▶ **What you need to do**
Extract the complete listing and output it unchanged.

▶ **Given data**
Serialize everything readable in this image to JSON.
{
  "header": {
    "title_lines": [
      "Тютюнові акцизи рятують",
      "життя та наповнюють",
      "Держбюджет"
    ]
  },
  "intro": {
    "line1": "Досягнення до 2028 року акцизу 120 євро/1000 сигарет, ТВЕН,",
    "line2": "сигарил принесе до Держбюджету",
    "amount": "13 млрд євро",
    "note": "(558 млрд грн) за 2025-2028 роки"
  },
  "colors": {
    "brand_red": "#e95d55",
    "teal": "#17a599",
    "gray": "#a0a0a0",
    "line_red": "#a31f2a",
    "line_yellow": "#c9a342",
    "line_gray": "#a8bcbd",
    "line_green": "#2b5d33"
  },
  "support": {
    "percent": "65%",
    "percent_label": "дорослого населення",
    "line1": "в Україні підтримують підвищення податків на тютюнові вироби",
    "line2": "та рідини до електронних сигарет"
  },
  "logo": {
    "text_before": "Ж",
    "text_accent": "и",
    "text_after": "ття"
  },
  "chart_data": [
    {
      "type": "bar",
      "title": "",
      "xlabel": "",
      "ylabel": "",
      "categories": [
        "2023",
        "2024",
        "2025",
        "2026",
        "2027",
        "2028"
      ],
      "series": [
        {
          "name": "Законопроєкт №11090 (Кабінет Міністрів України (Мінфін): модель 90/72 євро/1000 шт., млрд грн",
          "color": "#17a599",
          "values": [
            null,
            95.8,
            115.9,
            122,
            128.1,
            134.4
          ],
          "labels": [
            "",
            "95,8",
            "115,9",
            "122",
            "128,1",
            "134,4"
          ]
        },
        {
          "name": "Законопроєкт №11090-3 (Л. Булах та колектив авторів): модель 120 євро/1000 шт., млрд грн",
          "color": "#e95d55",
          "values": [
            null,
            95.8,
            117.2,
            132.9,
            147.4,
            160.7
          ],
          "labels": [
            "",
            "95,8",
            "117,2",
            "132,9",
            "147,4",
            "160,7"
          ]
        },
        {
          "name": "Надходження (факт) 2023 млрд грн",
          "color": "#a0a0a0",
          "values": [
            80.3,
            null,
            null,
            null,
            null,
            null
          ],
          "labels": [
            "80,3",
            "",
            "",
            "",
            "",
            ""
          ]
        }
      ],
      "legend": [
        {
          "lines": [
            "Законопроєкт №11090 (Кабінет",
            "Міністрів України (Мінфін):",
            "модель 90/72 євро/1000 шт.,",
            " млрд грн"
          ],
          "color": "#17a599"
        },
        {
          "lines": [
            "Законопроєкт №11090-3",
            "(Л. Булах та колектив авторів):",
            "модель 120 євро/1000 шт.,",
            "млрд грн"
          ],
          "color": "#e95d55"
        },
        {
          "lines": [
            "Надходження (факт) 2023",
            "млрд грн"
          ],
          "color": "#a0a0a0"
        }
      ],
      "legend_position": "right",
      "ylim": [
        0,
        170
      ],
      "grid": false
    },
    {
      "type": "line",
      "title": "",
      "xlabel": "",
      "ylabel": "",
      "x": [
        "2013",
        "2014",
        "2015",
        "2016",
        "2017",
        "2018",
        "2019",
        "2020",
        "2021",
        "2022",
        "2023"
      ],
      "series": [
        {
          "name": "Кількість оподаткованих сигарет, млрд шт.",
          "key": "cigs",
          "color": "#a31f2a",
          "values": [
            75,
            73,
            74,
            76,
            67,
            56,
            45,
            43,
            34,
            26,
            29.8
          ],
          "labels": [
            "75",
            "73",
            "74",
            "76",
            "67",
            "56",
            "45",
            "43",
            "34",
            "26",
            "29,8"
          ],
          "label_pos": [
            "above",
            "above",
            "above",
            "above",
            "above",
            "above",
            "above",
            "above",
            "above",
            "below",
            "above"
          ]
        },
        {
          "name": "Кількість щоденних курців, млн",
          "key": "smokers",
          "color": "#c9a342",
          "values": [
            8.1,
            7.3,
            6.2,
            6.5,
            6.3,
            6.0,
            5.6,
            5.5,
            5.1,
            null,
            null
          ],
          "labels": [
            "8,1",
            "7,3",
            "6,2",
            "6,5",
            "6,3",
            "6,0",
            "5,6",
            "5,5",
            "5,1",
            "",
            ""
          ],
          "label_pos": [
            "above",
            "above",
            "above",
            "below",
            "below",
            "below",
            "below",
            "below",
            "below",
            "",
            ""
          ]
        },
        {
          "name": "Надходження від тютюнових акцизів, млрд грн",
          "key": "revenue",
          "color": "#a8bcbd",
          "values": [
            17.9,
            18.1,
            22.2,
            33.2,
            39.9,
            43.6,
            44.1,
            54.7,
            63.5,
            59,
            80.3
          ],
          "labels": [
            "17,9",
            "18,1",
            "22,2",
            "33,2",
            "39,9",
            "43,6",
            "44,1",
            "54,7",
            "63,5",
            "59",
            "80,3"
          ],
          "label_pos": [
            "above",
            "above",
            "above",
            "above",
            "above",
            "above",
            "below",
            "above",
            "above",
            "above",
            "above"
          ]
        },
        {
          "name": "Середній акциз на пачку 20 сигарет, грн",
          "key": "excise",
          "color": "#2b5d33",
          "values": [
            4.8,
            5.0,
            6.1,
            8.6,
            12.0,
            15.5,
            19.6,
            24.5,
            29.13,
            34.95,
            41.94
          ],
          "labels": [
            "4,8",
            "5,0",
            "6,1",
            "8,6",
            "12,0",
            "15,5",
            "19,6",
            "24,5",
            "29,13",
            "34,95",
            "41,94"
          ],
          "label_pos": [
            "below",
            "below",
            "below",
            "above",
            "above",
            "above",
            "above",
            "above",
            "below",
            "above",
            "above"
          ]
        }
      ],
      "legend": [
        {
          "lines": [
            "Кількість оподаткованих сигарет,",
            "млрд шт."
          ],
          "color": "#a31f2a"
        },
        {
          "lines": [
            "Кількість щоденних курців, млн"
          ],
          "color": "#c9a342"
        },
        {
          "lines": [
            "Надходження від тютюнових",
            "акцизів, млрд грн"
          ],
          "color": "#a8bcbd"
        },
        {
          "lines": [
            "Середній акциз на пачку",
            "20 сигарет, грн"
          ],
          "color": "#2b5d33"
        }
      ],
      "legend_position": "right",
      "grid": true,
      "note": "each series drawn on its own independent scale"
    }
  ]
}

▶ **Task solution**
Serialize everything readable in this image to JSON.
{
  "header": {
    "title_lines": [
      "Тютюнові акцизи рятують",
      "життя та наповнюють",
      "Держбюджет"
    ]
  },
  "intro": {
    "line1": "Досягнення до 2028 року акцизу 120 євро/1000 сигарет, ТВЕН,",
    "line2": "сигарил принесе до Держбюджету",
    "amount": "13 млрд євро",
    "note": "(558 млрд грн) за 2025-2028 роки"
  },
  "colors": {
    "brand_red": "#e95d55",
    "teal": "#17a599",
    "gray": "#a0a0a0",
    "line_red": "#a31f2a",
    "line_yellow": "#c9a342",
    "line_gray": "#a8bcbd",
    "line_green": "#2b5d33"
  },
  "support": {
    "percent": "65%",
    "percent_label": "дорослого населення",
    "line1": "в Україні підтримують підвищення податків на тютюнові вироби",
    "line2": "та рідини до електронних сигарет"
  },
  "logo": {
    "text_before": "Ж",
    "text_accent": "и",
    "text_after": "ття"
  },
  "chart_data": [
    {
      "type": "bar",
      "title": "",
      "xlabel": "",
      "ylabel": "",
      "categories": [
        "2023",
        "2024",
        "2025",
        "2026",
        "2027",
        "2028"
      ],
      "series": [
        {
          "name": "Законопроєкт №11090 (Кабінет Міністрів України (Мінфін): модель 90/72 євро/1000 шт., млрд грн",
          "color": "#17a599",
          "values": [
            null,
            95.8,
            115.9,
            122,
            128.1,
            134.4
          ],
          "labels": [
            "",
            "95,8",
            "115,9",
            "122",
            "128,1",
            "134,4"
          ]
        },
        {
          "name": "Законопроєкт №11090-3 (Л. Булах та колектив авторів): модель 120 євро/1000 шт., млрд грн",
          "color": "#e95d55",
          "values": [
            null,
            95.8,
            117.2,
            132.9,
            147.4,
            160.7
          ],
          "labels": [
            "",
            "95,8",
            "117,2",
            "132,9",
            "147,4",
            "160,7"
          ]
        },
        {
          "name": "Надходження (факт) 2023 млрд грн",
          "color": "#a0a0a0",
          "values": [
            80.3,
            null,
            null,
            null,
            null,
            null
          ],
          "labels": [
            "80,3",
            "",
            "",
            "",
            "",
            ""
          ]
        }
      ],
      "legend": [
        {
          "lines": [
            "Законопроєкт №11090 (Кабінет",
            "Міністрів України (Мінфін):",
            "модель 90/72 євро/1000 шт.,",
            " млрд грн"
          ],
          "color": "#17a599"
        },
        {
          "lines": [
            "Законопроєкт №11090-3",
            "(Л. Булах та колектив авторів):",
            "модель 120 євро/1000 шт.,",
            "млрд грн"
          ],
          "color": "#e95d55"
        },
        {
          "lines": [
            "Надходження (факт) 2023",
            "млрд грн"
          ],
          "color": "#a0a0a0"
        }
      ],
      "legend_position": "right",
      "ylim": [
        0,
        170
      ],
      "grid": false
    },
    {
      "type": "line",
      "title": "",
      "xlabel": "",
      "ylabel": "",
      "x": [
        "2013",
        "2014",
        "2015",
        "2016",
        "2017",
        "2018",
        "2019",
        "2020",
        "2021",
        "2022",
        "2023"
      ],
      "series": [
        {
          "name": "Кількість оподаткованих сигарет, млрд шт.",
          "key": "cigs",
          "color": "#a31f2a",
          "values": [
            75,
            73,
            74,
            76,
            67,
            56,
            45,
            43,
            34,
            26,
            29.8
          ],
          "labels": [
            "75",
            "73",
            "74",
            "76",
            "67",
            "56",
            "45",
            "43",
            "34",
            "26",
            "29,8"
          ],
          "label_pos": [
            "above",
            "above",
            "above",
            "above",
            "above",
            "above",
            "above",
            "above",
            "above",
            "below",
            "above"
          ]
        },
        {
          "name": "Кількість щоденних курців, млн",
          "key": "smokers",
          "color": "#c9a342",
          "values": [
            8.1,
            7.3,
            6.2,
            6.5,
            6.3,
            6.0,
            5.6,
            5.5,
            5.1,
            null,
            null
          ],
          "labels": [
            "8,1",
            "7,3",
            "6,2",
            "6,5",
            "6,3",
            "6,0",
            "5,6",
            "5,5",
            "5,1",
            "",
            ""
          ],
          "label_pos": [
            "above",
            "above",
            "above",
            "below",
            "below",
            "below",
            "below",
            "below",
            "below",
            "",
            ""
          ]
        },
        {
          "name": "Надходження від тютюнових акцизів, млрд грн",
          "key": "revenue",
          "color": "#a8bcbd",
          "values": [
            17.9,
            18.1,
            22.2,
            33.2,
            39.9,
            43.6,
            44.1,
            54.7,
            63.5,
            59,
            80.3
          ],
          "labels": [
            "17,9",
            "18,1",
            "22,2",
            "33,2",
            "39,9",
            "43,6",
            "44,1",
            "54,7",
            "63,5",
            "59",
            "80,3"
          ],
          "label_pos": [
            "above",
            "above",
            "above",
            "above",
            "above",
            "above",
            "below",
            "above",
            "above",
            "above",
            "above"
          ]
        },
        {
          "name": "Середній акциз на пачку 20 сигарет, грн",
          "key": "excise",
          "color": "#2b5d33",
          "values": [
            4.8,
            5.0,
            6.1,
            8.6,
            12.0,
            15.5,
            19.6,
            24.5,
            29.13,
            34.95,
            41.94
          ],
          "labels": [
            "4,8",
            "5,0",
            "6,1",
            "8,6",
            "12,0",
            "15,5",
            "19,6",
            "24,5",
            "29,13",
            "34,95",
            "41,94"
          ],
          "label_pos": [
            "below",
            "below",
            "below",
            "above",
            "above",
            "above",
            "above",
            "above",
            "below",
            "above",
            "above"
          ]
        }
      ],
      "legend": [
        {
          "lines": [
            "Кількість оподаткованих сигарет,",
            "млрд шт."
          ],
          "color": "#a31f2a"
        },
        {
          "lines": [
            "Кількість щоденних курців, млн"
          ],
          "color": "#c9a342"
        },
        {
          "lines": [
            "Надходження від тютюнових",
            "акцизів, млрд грн"
          ],
          "color": "#a8bcbd"
        },
        {
          "lines": [
            "Середній акциз на пачку",
            "20 сигарет, грн"
          ],
          "color": "#2b5d33"
        }
      ],
      "legend_position": "right",
      "grid": true,
      "note": "each series drawn on its own independent scale"
    }
  ]
}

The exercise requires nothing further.